> DATA FOR PROCESSING:
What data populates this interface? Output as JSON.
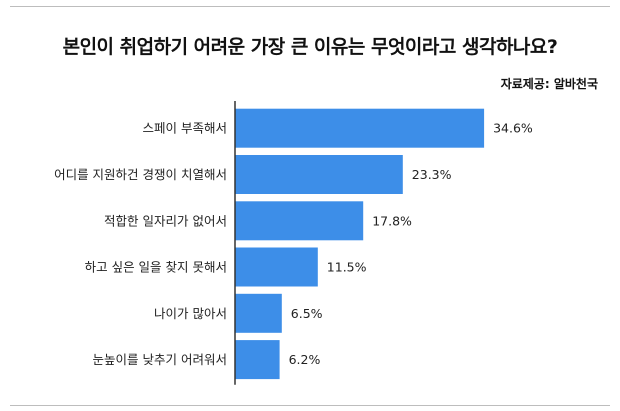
{
  "title": "본인이 취업하기 어려운 가장 큰 이유는 무엇이라고 생각하나요?",
  "source": "자료제공: 알바천국",
  "colors": {
    "bar": "#3d8ee8",
    "axis": "#333333",
    "text": "#222222"
  },
  "chart_data": {
    "type": "bar",
    "orientation": "horizontal",
    "title": "본인이 취업하기 어려운 가장 큰 이유는 무엇이라고 생각하나요?",
    "categories": [
      "스페이 부족해서",
      "어디를 지원하건 경쟁이 치열해서",
      "적합한 일자리가 없어서",
      "하고 싶은 일을 찾지 못해서",
      "나이가 많아서",
      "눈높이를 낮추기 어려워서"
    ],
    "values": [
      34.6,
      23.3,
      17.8,
      11.5,
      6.5,
      6.2
    ],
    "value_labels": [
      "34.6%",
      "23.3%",
      "17.8%",
      "11.5%",
      "6.5%",
      "6.2%"
    ],
    "unit": "%",
    "xlim": [
      0,
      40
    ],
    "grid": false,
    "legend": "none"
  }
}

> WORK TO COMPLETE: Go through the listing above and write it out again exactly, dropping the pictures.

> EXERCISE SOLUTION:
What data populates this interface? Output as JSON.
{
  "title": "본인이 취업하기 어려운 가장 큰 이유는 무엇이라고 생각하나요?",
  "source": "자료제공: 알바천국",
  "colors": {
    "bar": "#3d8ee8",
    "axis": "#333333",
    "text": "#222222"
  },
  "chart_data": {
    "type": "bar",
    "orientation": "horizontal",
    "title": "본인이 취업하기 어려운 가장 큰 이유는 무엇이라고 생각하나요?",
    "categories": [
      "스페이 부족해서",
      "어디를 지원하건 경쟁이 치열해서",
      "적합한 일자리가 없어서",
      "하고 싶은 일을 찾지 못해서",
      "나이가 많아서",
      "눈높이를 낮추기 어려워서"
    ],
    "values": [
      34.6,
      23.3,
      17.8,
      11.5,
      6.5,
      6.2
    ],
    "value_labels": [
      "34.6%",
      "23.3%",
      "17.8%",
      "11.5%",
      "6.5%",
      "6.2%"
    ],
    "unit": "%",
    "xlim": [
      0,
      40
    ],
    "grid": false,
    "legend": "none"
  }
}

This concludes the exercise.